┏━━

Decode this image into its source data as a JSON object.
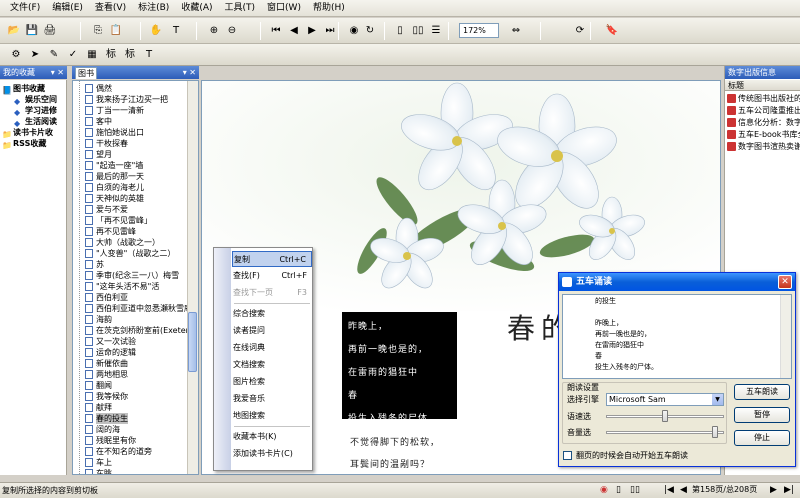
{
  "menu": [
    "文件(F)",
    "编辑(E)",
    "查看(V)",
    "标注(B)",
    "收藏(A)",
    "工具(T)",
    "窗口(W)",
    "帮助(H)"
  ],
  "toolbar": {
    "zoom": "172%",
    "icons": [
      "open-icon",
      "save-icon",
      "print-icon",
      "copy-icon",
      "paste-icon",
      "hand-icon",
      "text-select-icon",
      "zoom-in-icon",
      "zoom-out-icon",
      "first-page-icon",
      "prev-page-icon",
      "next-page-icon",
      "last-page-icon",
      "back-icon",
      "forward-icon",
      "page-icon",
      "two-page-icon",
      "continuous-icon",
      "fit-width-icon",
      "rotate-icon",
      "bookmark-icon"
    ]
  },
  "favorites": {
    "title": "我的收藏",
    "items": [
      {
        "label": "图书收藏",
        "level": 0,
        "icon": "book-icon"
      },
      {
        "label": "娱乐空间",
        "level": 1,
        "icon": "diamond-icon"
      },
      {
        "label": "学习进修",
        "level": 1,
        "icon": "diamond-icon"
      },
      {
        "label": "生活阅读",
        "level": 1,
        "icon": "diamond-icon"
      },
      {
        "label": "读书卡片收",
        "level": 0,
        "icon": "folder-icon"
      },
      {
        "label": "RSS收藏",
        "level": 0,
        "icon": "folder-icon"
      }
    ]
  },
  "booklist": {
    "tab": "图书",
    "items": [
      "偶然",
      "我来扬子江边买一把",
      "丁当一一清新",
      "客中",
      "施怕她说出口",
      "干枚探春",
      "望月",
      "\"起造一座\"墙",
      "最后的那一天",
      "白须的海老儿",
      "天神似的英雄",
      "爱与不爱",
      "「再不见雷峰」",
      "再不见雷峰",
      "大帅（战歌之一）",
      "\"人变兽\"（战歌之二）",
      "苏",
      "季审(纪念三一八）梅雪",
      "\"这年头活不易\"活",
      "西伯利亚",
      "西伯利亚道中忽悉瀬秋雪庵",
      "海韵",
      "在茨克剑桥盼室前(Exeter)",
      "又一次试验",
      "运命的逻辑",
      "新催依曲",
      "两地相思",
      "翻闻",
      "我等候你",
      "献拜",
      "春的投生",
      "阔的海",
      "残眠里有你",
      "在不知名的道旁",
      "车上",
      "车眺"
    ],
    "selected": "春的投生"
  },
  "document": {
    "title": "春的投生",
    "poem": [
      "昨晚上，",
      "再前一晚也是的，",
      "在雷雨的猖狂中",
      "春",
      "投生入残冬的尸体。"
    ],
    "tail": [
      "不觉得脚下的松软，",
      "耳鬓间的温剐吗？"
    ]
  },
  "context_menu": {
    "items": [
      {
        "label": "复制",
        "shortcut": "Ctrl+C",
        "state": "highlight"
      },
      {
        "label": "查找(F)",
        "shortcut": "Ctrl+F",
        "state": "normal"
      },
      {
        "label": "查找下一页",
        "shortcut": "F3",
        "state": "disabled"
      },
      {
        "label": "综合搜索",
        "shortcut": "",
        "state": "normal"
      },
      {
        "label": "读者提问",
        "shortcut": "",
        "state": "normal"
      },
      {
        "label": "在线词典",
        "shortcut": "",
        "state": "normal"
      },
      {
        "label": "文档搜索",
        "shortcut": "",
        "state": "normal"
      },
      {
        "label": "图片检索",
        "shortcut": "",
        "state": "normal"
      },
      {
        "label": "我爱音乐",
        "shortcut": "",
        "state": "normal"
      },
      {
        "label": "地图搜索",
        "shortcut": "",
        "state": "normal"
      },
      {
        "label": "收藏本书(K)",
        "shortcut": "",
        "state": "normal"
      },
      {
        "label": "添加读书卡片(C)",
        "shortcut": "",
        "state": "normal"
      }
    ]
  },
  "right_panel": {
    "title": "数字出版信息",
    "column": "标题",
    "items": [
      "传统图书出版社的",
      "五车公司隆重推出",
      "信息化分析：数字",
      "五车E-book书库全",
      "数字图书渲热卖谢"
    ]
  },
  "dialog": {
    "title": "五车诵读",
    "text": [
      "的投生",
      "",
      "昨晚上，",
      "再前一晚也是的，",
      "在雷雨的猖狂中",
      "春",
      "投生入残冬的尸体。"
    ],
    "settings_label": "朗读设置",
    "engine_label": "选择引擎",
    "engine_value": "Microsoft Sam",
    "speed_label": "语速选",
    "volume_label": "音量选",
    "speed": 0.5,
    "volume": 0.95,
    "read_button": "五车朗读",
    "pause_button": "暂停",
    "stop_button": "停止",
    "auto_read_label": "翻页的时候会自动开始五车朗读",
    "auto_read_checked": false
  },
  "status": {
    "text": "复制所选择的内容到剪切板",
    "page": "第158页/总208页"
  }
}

┗━━
┏━━

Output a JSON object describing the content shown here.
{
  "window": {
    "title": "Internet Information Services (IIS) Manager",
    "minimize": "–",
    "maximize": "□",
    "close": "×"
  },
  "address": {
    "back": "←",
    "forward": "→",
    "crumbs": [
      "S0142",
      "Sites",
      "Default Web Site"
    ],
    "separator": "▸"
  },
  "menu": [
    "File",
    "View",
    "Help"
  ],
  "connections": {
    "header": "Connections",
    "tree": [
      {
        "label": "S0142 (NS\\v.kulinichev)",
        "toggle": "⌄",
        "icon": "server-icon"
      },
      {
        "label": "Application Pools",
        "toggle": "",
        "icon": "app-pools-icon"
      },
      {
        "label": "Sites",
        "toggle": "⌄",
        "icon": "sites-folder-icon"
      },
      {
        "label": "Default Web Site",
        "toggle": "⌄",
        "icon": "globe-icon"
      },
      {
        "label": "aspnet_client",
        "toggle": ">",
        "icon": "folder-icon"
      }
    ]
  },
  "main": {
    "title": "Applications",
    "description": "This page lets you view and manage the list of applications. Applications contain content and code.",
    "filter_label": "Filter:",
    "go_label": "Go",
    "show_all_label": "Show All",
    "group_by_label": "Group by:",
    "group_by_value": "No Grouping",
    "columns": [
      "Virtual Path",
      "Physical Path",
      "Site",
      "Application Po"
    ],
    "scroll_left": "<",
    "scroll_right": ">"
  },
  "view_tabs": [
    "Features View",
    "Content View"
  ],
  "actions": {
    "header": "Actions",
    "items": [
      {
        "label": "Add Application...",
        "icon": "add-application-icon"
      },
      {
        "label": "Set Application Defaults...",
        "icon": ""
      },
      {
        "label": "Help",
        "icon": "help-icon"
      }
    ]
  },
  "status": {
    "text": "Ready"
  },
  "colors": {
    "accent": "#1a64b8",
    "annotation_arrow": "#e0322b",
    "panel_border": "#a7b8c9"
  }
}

┗━━

| What the exercise asks |
Select every line in the records above that contains the word "header".

| Result |
    "header": "Connections",
    "header": "Actions",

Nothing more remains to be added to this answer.